===== DATA TO PROCESS =====

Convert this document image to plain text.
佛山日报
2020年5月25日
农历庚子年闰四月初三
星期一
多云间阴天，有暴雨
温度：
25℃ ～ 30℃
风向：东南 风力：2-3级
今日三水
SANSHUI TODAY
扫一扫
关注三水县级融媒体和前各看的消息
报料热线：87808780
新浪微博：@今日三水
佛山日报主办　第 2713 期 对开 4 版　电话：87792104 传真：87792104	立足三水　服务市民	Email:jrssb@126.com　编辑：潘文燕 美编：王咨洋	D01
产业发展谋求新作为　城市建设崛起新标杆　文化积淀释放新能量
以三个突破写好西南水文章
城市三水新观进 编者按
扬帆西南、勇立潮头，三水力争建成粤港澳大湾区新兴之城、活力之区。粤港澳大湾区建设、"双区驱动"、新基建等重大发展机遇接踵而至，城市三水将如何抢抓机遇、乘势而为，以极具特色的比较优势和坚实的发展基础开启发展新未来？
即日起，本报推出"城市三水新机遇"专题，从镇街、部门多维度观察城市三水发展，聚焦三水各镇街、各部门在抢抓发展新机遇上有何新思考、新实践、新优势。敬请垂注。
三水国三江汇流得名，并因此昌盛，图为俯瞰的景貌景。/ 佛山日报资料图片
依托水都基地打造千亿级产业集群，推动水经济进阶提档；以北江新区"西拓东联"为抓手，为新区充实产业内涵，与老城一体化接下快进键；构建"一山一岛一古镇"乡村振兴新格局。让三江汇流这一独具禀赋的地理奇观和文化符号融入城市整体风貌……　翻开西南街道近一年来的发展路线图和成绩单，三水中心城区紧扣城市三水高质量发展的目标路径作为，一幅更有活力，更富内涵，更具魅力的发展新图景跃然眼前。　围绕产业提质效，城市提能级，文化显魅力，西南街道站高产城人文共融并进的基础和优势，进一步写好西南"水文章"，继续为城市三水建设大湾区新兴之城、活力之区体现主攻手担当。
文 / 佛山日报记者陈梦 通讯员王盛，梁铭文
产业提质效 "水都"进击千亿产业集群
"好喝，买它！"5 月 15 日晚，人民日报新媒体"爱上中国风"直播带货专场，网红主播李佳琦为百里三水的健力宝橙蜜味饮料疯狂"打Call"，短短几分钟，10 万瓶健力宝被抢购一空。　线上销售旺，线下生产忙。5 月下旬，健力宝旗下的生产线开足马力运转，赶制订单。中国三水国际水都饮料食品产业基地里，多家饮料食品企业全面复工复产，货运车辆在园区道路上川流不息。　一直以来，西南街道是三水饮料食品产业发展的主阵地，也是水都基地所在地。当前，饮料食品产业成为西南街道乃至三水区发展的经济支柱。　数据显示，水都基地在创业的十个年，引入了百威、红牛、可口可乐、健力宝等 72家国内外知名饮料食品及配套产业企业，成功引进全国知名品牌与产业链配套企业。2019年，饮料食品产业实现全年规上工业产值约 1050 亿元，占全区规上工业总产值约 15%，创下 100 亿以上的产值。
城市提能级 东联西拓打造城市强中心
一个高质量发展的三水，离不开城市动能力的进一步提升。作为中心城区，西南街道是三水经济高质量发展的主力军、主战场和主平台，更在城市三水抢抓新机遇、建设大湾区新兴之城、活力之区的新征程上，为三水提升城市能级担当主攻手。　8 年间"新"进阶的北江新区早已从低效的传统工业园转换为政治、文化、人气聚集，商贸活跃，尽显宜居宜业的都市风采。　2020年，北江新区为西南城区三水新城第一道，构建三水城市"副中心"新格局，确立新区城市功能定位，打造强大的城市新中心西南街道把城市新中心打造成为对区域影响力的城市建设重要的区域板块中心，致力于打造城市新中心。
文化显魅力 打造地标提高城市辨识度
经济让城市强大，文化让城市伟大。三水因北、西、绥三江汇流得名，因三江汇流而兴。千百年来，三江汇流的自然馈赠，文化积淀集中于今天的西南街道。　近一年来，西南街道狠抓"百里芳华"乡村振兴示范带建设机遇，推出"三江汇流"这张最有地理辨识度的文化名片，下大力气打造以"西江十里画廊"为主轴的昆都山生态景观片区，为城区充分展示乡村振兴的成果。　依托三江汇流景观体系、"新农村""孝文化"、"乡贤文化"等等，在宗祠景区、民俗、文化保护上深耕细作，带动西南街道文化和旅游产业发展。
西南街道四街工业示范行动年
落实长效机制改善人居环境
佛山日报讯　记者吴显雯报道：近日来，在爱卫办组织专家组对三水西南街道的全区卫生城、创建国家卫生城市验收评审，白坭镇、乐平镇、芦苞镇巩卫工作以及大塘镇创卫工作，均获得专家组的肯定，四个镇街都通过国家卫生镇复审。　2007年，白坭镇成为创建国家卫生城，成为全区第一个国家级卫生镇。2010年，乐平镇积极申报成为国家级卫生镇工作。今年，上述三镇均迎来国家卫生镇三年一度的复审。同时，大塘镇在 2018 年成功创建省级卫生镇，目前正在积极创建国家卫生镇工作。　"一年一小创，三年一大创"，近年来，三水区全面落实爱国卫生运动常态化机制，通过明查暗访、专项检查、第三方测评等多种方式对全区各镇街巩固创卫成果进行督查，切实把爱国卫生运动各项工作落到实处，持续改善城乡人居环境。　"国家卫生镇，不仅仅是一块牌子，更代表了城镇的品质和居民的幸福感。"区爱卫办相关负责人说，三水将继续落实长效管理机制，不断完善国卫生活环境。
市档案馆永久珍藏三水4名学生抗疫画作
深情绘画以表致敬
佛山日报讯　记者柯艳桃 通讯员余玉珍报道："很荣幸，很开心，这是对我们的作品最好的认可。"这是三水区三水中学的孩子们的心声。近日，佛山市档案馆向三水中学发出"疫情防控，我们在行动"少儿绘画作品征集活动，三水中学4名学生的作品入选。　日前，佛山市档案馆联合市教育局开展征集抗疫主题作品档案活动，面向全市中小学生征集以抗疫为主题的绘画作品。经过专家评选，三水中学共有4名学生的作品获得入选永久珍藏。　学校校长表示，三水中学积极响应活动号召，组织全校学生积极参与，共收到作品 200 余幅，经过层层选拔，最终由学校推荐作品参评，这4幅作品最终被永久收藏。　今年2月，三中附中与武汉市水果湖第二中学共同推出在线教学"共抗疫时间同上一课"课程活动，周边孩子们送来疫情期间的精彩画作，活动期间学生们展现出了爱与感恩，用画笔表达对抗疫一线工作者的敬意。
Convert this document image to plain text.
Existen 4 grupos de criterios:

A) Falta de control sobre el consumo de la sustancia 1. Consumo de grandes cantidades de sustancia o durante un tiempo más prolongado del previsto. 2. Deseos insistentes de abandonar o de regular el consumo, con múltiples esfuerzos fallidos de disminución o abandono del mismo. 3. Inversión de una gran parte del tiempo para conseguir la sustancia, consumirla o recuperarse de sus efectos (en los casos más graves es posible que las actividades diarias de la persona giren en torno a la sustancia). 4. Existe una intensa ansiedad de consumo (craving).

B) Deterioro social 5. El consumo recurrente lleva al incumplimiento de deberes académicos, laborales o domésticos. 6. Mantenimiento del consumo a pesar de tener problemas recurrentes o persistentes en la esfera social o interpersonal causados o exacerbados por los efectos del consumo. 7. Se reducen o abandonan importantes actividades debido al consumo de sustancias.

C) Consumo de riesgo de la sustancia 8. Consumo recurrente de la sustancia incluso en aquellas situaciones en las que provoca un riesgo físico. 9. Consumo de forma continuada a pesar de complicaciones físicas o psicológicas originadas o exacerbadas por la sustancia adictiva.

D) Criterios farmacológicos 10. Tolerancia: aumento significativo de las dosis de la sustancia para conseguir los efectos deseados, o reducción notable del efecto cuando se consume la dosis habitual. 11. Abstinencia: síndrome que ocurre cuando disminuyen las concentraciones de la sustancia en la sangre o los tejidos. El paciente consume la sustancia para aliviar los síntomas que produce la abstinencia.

=====

* **EXERCISE PROMPT**
Can you reproduce all the material exactly?

* **FULL RESPONSE**
Convert this document image to plain text.
佛山日报
2020年5月25日
农历庚子年闰四月初三
星期一
多云间阴天，有暴雨
温度：
25℃ ～ 30℃
风向：东南 风力：2-3级
今日三水
SANSHUI TODAY
扫一扫
关注三水县级融媒体和前各看的消息
报料热线：87808780
新浪微博：@今日三水
佛山日报主办　第 2713 期 对开 4 版　电话：87792104 传真：87792104	立足三水　服务市民	Email:jrssb@126.com　编辑：潘文燕 美编：王咨洋	D01
产业发展谋求新作为　城市建设崛起新标杆　文化积淀释放新能量
以三个突破写好西南水文章
城市三水新观进 编者按
扬帆西南、勇立潮头，三水力争建成粤港澳大湾区新兴之城、活力之区。粤港澳大湾区建设、"双区驱动"、新基建等重大发展机遇接踵而至，城市三水将如何抢抓机遇、乘势而为，以极具特色的比较优势和坚实的发展基础开启发展新未来？
即日起，本报推出"城市三水新机遇"专题，从镇街、部门多维度观察城市三水发展，聚焦三水各镇街、各部门在抢抓发展新机遇上有何新思考、新实践、新优势。敬请垂注。
三水国三江汇流得名，并因此昌盛，图为俯瞰的景貌景。/ 佛山日报资料图片
依托水都基地打造千亿级产业集群，推动水经济进阶提档；以北江新区"西拓东联"为抓手，为新区充实产业内涵，与老城一体化接下快进键；构建"一山一岛一古镇"乡村振兴新格局。让三江汇流这一独具禀赋的地理奇观和文化符号融入城市整体风貌……　翻开西南街道近一年来的发展路线图和成绩单，三水中心城区紧扣城市三水高质量发展的目标路径作为，一幅更有活力，更富内涵，更具魅力的发展新图景跃然眼前。　围绕产业提质效，城市提能级，文化显魅力，西南街道站高产城人文共融并进的基础和优势，进一步写好西南"水文章"，继续为城市三水建设大湾区新兴之城、活力之区体现主攻手担当。
文 / 佛山日报记者陈梦 通讯员王盛，梁铭文
产业提质效 "水都"进击千亿产业集群
"好喝，买它！"5 月 15 日晚，人民日报新媒体"爱上中国风"直播带货专场，网红主播李佳琦为百里三水的健力宝橙蜜味饮料疯狂"打Call"，短短几分钟，10 万瓶健力宝被抢购一空。　线上销售旺，线下生产忙。5 月下旬，健力宝旗下的生产线开足马力运转，赶制订单。中国三水国际水都饮料食品产业基地里，多家饮料食品企业全面复工复产，货运车辆在园区道路上川流不息。　一直以来，西南街道是三水饮料食品产业发展的主阵地，也是水都基地所在地。当前，饮料食品产业成为西南街道乃至三水区发展的经济支柱。　数据显示，水都基地在创业的十个年，引入了百威、红牛、可口可乐、健力宝等 72家国内外知名饮料食品及配套产业企业，成功引进全国知名品牌与产业链配套企业。2019年，饮料食品产业实现全年规上工业产值约 1050 亿元，占全区规上工业总产值约 15%，创下 100 亿以上的产值。
城市提能级 东联西拓打造城市强中心
一个高质量发展的三水，离不开城市动能力的进一步提升。作为中心城区，西南街道是三水经济高质量发展的主力军、主战场和主平台，更在城市三水抢抓新机遇、建设大湾区新兴之城、活力之区的新征程上，为三水提升城市能级担当主攻手。　8 年间"新"进阶的北江新区早已从低效的传统工业园转换为政治、文化、人气聚集，商贸活跃，尽显宜居宜业的都市风采。　2020年，北江新区为西南城区三水新城第一道，构建三水城市"副中心"新格局，确立新区城市功能定位，打造强大的城市新中心西南街道把城市新中心打造成为对区域影响力的城市建设重要的区域板块中心，致力于打造城市新中心。
文化显魅力 打造地标提高城市辨识度
经济让城市强大，文化让城市伟大。三水因北、西、绥三江汇流得名，因三江汇流而兴。千百年来，三江汇流的自然馈赠，文化积淀集中于今天的西南街道。　近一年来，西南街道狠抓"百里芳华"乡村振兴示范带建设机遇，推出"三江汇流"这张最有地理辨识度的文化名片，下大力气打造以"西江十里画廊"为主轴的昆都山生态景观片区，为城区充分展示乡村振兴的成果。　依托三江汇流景观体系、"新农村""孝文化"、"乡贤文化"等等，在宗祠景区、民俗、文化保护上深耕细作，带动西南街道文化和旅游产业发展。
西南街道四街工业示范行动年
落实长效机制改善人居环境
佛山日报讯　记者吴显雯报道：近日来，在爱卫办组织专家组对三水西南街道的全区卫生城、创建国家卫生城市验收评审，白坭镇、乐平镇、芦苞镇巩卫工作以及大塘镇创卫工作，均获得专家组的肯定，四个镇街都通过国家卫生镇复审。　2007年，白坭镇成为创建国家卫生城，成为全区第一个国家级卫生镇。2010年，乐平镇积极申报成为国家级卫生镇工作。今年，上述三镇均迎来国家卫生镇三年一度的复审。同时，大塘镇在 2018 年成功创建省级卫生镇，目前正在积极创建国家卫生镇工作。　"一年一小创，三年一大创"，近年来，三水区全面落实爱国卫生运动常态化机制，通过明查暗访、专项检查、第三方测评等多种方式对全区各镇街巩固创卫成果进行督查，切实把爱国卫生运动各项工作落到实处，持续改善城乡人居环境。　"国家卫生镇，不仅仅是一块牌子，更代表了城镇的品质和居民的幸福感。"区爱卫办相关负责人说，三水将继续落实长效管理机制，不断完善国卫生活环境。
市档案馆永久珍藏三水4名学生抗疫画作
深情绘画以表致敬
佛山日报讯　记者柯艳桃 通讯员余玉珍报道："很荣幸，很开心，这是对我们的作品最好的认可。"这是三水区三水中学的孩子们的心声。近日，佛山市档案馆向三水中学发出"疫情防控，我们在行动"少儿绘画作品征集活动，三水中学4名学生的作品入选。　日前，佛山市档案馆联合市教育局开展征集抗疫主题作品档案活动，面向全市中小学生征集以抗疫为主题的绘画作品。经过专家评选，三水中学共有4名学生的作品获得入选永久珍藏。　学校校长表示，三水中学积极响应活动号召，组织全校学生积极参与，共收到作品 200 余幅，经过层层选拔，最终由学校推荐作品参评，这4幅作品最终被永久收藏。　今年2月，三中附中与武汉市水果湖第二中学共同推出在线教学"共抗疫时间同上一课"课程活动，周边孩子们送来疫情期间的精彩画作，活动期间学生们展现出了爱与感恩，用画笔表达对抗疫一线工作者的敬意。
Convert this document image to plain text.
Existen 4 grupos de criterios:

A) Falta de control sobre el consumo de la sustancia 1. Consumo de grandes cantidades de sustancia o durante un tiempo más prolongado del previsto. 2. Deseos insistentes de abandonar o de regular el consumo, con múltiples esfuerzos fallidos de disminución o abandono del mismo. 3. Inversión de una gran parte del tiempo para conseguir la sustancia, consumirla o recuperarse de sus efectos (en los casos más graves es posible que las actividades diarias de la persona giren en torno a la sustancia). 4. Existe una intensa ansiedad de consumo (craving).

B) Deterioro social 5. El consumo recurrente lleva al incumplimiento de deberes académicos, laborales o domésticos. 6. Mantenimiento del consumo a pesar de tener problemas recurrentes o persistentes en la esfera social o interpersonal causados o exacerbados por los efectos del consumo. 7. Se reducen o abandonan importantes actividades debido al consumo de sustancias.

C) Consumo de riesgo de la sustancia 8. Consumo recurrente de la sustancia incluso en aquellas situaciones en las que provoca un riesgo físico. 9. Consumo de forma continuada a pesar de complicaciones físicas o psicológicas originadas o exacerbadas por la sustancia adictiva.

D) Criterios farmacológicos 10. Tolerancia: aumento significativo de las dosis de la sustancia para conseguir los efectos deseados, o reducción notable del efecto cuando se consume la dosis habitual. 11. Abstinencia: síndrome que ocurre cuando disminuyen las concentraciones de la sustancia en la sangre o los tejidos. El paciente consume la sustancia para aliviar los síntomas que produce la abstinencia.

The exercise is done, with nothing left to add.